• **STATED EXERCISE**
The data below should be restated word for word, with every picture omitted.

• **EXTRACTED MATERIAL**
┄┄┄┄┄┄┄┄┄┄┄┄┄┄┄┄┄┄┄┄

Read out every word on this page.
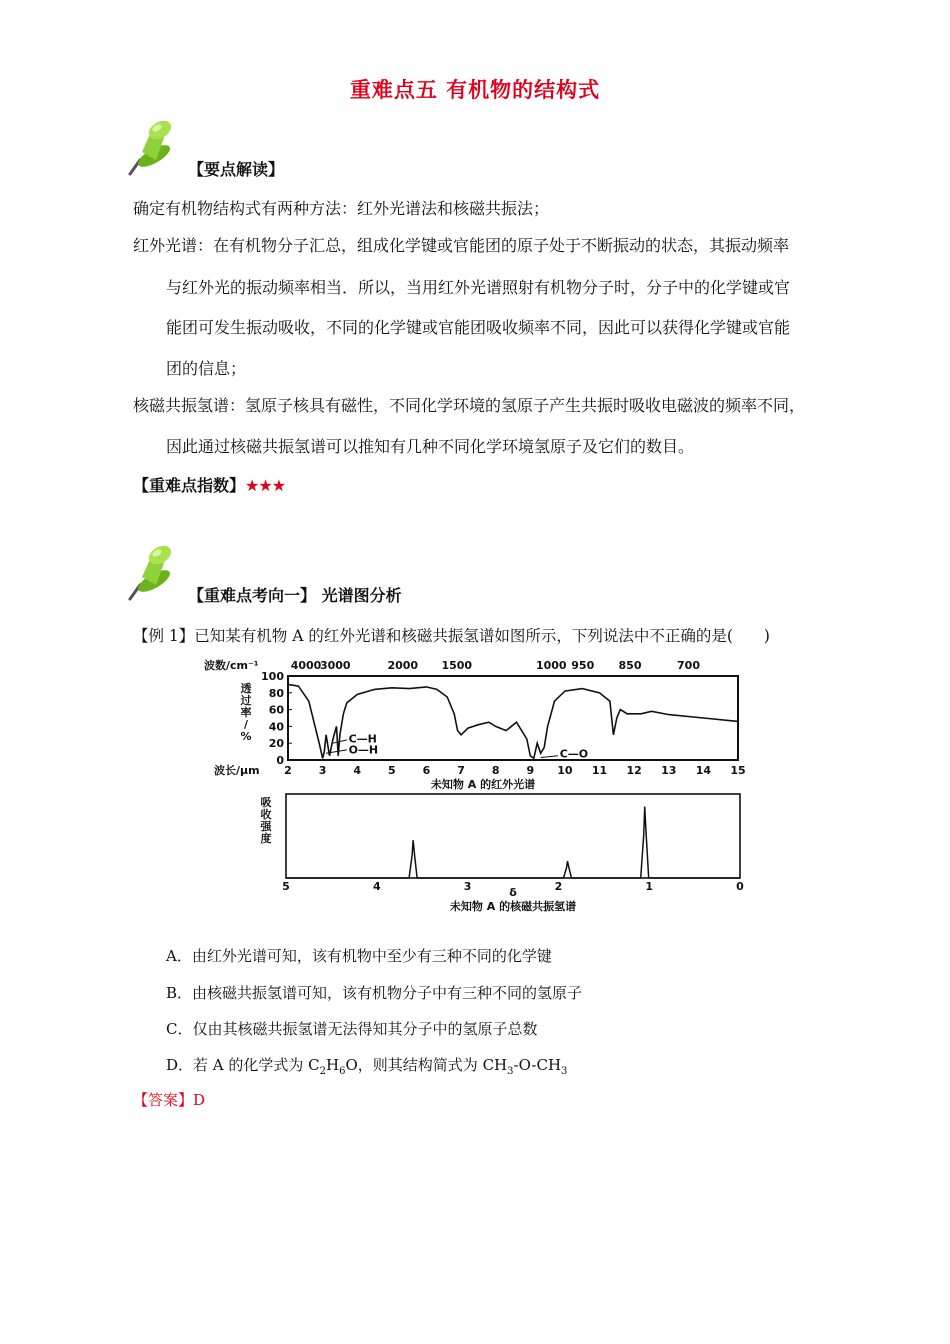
重难点五 有机物的结构式
【要点解读】
确定有机物结构式有两种方法：红外光谱法和核磁共振法；
红外光谱：在有机物分子汇总，组成化学键或官能团的原子处于不断振动的状态，其振动频率
与红外光的振动频率相当．所以，当用红外光谱照射有机物分子时，分子中的化学键或官
能团可发生振动吸收，不同的化学键或官能团吸收频率不同，因此可以获得化学键或官能
团的信息；
核磁共振氢谱：氢原子核具有磁性，不同化学环境的氢原子产生共振时吸收电磁波的频率不同，
因此通过核磁共振氢谱可以推知有几种不同化学环境氢原子及它们的数目。
【重难点指数】★★★
【重难点考向一】 光谱图分析
【例 1】已知某有机物 A 的红外光谱和核磁共振氢谱如图所示，下列说法中不正确的是(　　)
波数/cm⁻¹	4000
3000	2000 1500	1000 950 850	700
透
过
率
/
%
0
20
40
60
80
100
波长/μm 2 3 4 5 6 7 8 9 10 11 12 13 14 15
C—H
O—H	C—O
未知物 A 的红外光谱
吸
收
强
度
5	4	3	2	1	0
δ
未知物 A 的核磁共振氢谱
A．由红外光谱可知，该有机物中至少有三种不同的化学键
B．由核磁共振氢谱可知，该有机物分子中有三种不同的氢原子
C．仅由其核磁共振氢谱无法得知其分子中的氢原子总数
D．若 A 的化学式为 $C_2H_6O$，则其结构简式为 $CH_3-O-CH_3$
【答案】D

┄┄┄┄┄┄┄┄┄┄┄┄┄┄┄┄┄┄┄┄

• **THE REPLY**
Read out every word on this page.
重难点五 有机物的结构式
【要点解读】
确定有机物结构式有两种方法：红外光谱法和核磁共振法；
红外光谱：在有机物分子汇总，组成化学键或官能团的原子处于不断振动的状态，其振动频率
与红外光的振动频率相当．所以，当用红外光谱照射有机物分子时，分子中的化学键或官
能团可发生振动吸收，不同的化学键或官能团吸收频率不同，因此可以获得化学键或官能
团的信息；
核磁共振氢谱：氢原子核具有磁性，不同化学环境的氢原子产生共振时吸收电磁波的频率不同，
因此通过核磁共振氢谱可以推知有几种不同化学环境氢原子及它们的数目。
【重难点指数】★★★
【重难点考向一】 光谱图分析
【例 1】已知某有机物 A 的红外光谱和核磁共振氢谱如图所示，下列说法中不正确的是(　　)
波数/cm⁻¹	4000
3000	2000 1500	1000 950 850	700
透
过
率
/
%
0
20
40
60
80
100
波长/μm 2 3 4 5 6 7 8 9 10 11 12 13 14 15
C—H
O—H	C—O
未知物 A 的红外光谱
吸
收
强
度
5	4	3	2	1	0
δ
未知物 A 的核磁共振氢谱
A．由红外光谱可知，该有机物中至少有三种不同的化学键
B．由核磁共振氢谱可知，该有机物分子中有三种不同的氢原子
C．仅由其核磁共振氢谱无法得知其分子中的氢原子总数
D．若 A 的化学式为 $C_2H_6O$，则其结构简式为 $CH_3-O-CH_3$
【答案】D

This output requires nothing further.